Aim of the task: Extract all records. Keep each one exact.

Given data:
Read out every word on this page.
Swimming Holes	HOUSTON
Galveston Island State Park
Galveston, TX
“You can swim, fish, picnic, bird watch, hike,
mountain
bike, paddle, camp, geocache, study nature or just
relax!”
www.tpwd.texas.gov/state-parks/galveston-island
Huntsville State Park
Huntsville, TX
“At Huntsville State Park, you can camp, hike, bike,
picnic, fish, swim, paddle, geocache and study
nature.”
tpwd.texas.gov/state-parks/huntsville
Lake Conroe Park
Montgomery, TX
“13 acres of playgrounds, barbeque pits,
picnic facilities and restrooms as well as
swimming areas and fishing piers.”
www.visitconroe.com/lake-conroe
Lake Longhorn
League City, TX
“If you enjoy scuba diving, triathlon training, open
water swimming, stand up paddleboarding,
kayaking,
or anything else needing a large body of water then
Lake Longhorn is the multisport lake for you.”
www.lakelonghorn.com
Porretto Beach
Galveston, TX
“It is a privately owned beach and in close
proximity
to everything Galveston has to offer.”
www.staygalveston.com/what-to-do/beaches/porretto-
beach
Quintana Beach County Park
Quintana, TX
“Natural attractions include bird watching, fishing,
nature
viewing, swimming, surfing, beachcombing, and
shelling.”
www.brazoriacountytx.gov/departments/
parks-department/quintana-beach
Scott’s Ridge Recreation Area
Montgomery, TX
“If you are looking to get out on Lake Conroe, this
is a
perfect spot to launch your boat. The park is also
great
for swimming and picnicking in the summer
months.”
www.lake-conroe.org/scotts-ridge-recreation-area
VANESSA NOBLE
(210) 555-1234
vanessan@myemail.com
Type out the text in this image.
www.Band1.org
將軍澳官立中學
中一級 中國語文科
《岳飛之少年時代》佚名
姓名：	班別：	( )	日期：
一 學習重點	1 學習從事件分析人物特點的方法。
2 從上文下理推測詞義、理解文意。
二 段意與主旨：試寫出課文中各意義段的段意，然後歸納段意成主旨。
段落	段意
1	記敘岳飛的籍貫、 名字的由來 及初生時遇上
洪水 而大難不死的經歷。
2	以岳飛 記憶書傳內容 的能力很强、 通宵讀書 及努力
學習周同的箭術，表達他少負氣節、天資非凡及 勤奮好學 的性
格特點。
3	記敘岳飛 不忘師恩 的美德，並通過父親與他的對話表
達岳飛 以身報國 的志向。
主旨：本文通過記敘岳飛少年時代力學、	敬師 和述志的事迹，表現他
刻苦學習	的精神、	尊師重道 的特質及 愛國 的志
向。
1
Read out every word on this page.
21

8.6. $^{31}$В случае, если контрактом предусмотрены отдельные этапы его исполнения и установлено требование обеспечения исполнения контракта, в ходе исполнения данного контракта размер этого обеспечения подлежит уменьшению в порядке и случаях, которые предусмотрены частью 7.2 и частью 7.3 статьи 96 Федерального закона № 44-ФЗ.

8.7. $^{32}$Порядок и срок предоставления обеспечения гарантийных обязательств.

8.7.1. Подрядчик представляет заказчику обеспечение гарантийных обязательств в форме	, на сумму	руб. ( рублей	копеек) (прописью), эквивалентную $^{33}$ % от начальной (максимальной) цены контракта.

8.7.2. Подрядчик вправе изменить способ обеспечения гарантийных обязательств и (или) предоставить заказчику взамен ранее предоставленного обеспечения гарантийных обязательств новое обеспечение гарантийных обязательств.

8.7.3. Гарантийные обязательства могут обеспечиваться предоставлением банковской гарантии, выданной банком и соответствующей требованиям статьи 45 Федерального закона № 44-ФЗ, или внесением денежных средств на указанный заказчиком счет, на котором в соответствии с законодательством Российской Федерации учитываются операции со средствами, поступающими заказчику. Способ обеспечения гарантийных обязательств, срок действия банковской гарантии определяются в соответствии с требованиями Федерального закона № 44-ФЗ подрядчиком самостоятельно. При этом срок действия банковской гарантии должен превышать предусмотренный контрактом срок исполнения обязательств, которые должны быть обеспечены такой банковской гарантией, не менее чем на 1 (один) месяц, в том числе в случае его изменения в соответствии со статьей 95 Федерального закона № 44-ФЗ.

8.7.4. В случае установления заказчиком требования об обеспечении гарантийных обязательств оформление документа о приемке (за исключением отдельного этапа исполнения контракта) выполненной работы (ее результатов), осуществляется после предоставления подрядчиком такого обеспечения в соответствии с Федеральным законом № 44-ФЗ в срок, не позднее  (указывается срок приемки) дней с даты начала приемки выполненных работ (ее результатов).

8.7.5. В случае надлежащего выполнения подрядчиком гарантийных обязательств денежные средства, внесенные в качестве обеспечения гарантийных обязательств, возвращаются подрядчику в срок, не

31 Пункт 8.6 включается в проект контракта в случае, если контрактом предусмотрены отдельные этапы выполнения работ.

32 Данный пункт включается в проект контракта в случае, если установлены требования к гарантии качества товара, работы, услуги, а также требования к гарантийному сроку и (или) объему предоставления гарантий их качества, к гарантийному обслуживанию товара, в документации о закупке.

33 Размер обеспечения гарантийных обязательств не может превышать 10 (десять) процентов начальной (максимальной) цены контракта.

Final answer:
Read out every word on this page.
Swimming Holes	HOUSTON
Galveston Island State Park
Galveston, TX
“You can swim, fish, picnic, bird watch, hike,
mountain
bike, paddle, camp, geocache, study nature or just
relax!”
www.tpwd.texas.gov/state-parks/galveston-island
Huntsville State Park
Huntsville, TX
“At Huntsville State Park, you can camp, hike, bike,
picnic, fish, swim, paddle, geocache and study
nature.”
tpwd.texas.gov/state-parks/huntsville
Lake Conroe Park
Montgomery, TX
“13 acres of playgrounds, barbeque pits,
picnic facilities and restrooms as well as
swimming areas and fishing piers.”
www.visitconroe.com/lake-conroe
Lake Longhorn
League City, TX
“If you enjoy scuba diving, triathlon training, open
water swimming, stand up paddleboarding,
kayaking,
or anything else needing a large body of water then
Lake Longhorn is the multisport lake for you.”
www.lakelonghorn.com
Porretto Beach
Galveston, TX
“It is a privately owned beach and in close
proximity
to everything Galveston has to offer.”
www.staygalveston.com/what-to-do/beaches/porretto-
beach
Quintana Beach County Park
Quintana, TX
“Natural attractions include bird watching, fishing,
nature
viewing, swimming, surfing, beachcombing, and
shelling.”
www.brazoriacountytx.gov/departments/
parks-department/quintana-beach
Scott’s Ridge Recreation Area
Montgomery, TX
“If you are looking to get out on Lake Conroe, this
is a
perfect spot to launch your boat. The park is also
great
for swimming and picnicking in the summer
months.”
www.lake-conroe.org/scotts-ridge-recreation-area
VANESSA NOBLE
(210) 555-1234
vanessan@myemail.com
Type out the text in this image.
www.Band1.org
將軍澳官立中學
中一級 中國語文科
《岳飛之少年時代》佚名
姓名：	班別：	( )	日期：
一 學習重點	1 學習從事件分析人物特點的方法。
2 從上文下理推測詞義、理解文意。
二 段意與主旨：試寫出課文中各意義段的段意，然後歸納段意成主旨。
段落	段意
1	記敘岳飛的籍貫、 名字的由來 及初生時遇上
洪水 而大難不死的經歷。
2	以岳飛 記憶書傳內容 的能力很强、 通宵讀書 及努力
學習周同的箭術，表達他少負氣節、天資非凡及 勤奮好學 的性
格特點。
3	記敘岳飛 不忘師恩 的美德，並通過父親與他的對話表
達岳飛 以身報國 的志向。
主旨：本文通過記敘岳飛少年時代力學、	敬師 和述志的事迹，表現他
刻苦學習	的精神、	尊師重道 的特質及 愛國 的志
向。
1
Read out every word on this page.
21

8.6. $^{31}$В случае, если контрактом предусмотрены отдельные этапы его исполнения и установлено требование обеспечения исполнения контракта, в ходе исполнения данного контракта размер этого обеспечения подлежит уменьшению в порядке и случаях, которые предусмотрены частью 7.2 и частью 7.3 статьи 96 Федерального закона № 44-ФЗ.

8.7. $^{32}$Порядок и срок предоставления обеспечения гарантийных обязательств.

8.7.1. Подрядчик представляет заказчику обеспечение гарантийных обязательств в форме	, на сумму	руб. ( рублей	копеек) (прописью), эквивалентную $^{33}$ % от начальной (максимальной) цены контракта.

8.7.2. Подрядчик вправе изменить способ обеспечения гарантийных обязательств и (или) предоставить заказчику взамен ранее предоставленного обеспечения гарантийных обязательств новое обеспечение гарантийных обязательств.

8.7.3. Гарантийные обязательства могут обеспечиваться предоставлением банковской гарантии, выданной банком и соответствующей требованиям статьи 45 Федерального закона № 44-ФЗ, или внесением денежных средств на указанный заказчиком счет, на котором в соответствии с законодательством Российской Федерации учитываются операции со средствами, поступающими заказчику. Способ обеспечения гарантийных обязательств, срок действия банковской гарантии определяются в соответствии с требованиями Федерального закона № 44-ФЗ подрядчиком самостоятельно. При этом срок действия банковской гарантии должен превышать предусмотренный контрактом срок исполнения обязательств, которые должны быть обеспечены такой банковской гарантией, не менее чем на 1 (один) месяц, в том числе в случае его изменения в соответствии со статьей 95 Федерального закона № 44-ФЗ.

8.7.4. В случае установления заказчиком требования об обеспечении гарантийных обязательств оформление документа о приемке (за исключением отдельного этапа исполнения контракта) выполненной работы (ее результатов), осуществляется после предоставления подрядчиком такого обеспечения в соответствии с Федеральным законом № 44-ФЗ в срок, не позднее  (указывается срок приемки) дней с даты начала приемки выполненных работ (ее результатов).

8.7.5. В случае надлежащего выполнения подрядчиком гарантийных обязательств денежные средства, внесенные в качестве обеспечения гарантийных обязательств, возвращаются подрядчику в срок, не

31 Пункт 8.6 включается в проект контракта в случае, если контрактом предусмотрены отдельные этапы выполнения работ.

32 Данный пункт включается в проект контракта в случае, если установлены требования к гарантии качества товара, работы, услуги, а также требования к гарантийному сроку и (или) объему предоставления гарантий их качества, к гарантийному обслуживанию товара, в документации о закупке.

33 Размер обеспечения гарантийных обязательств не может превышать 10 (десять) процентов начальной (максимальной) цены контракта.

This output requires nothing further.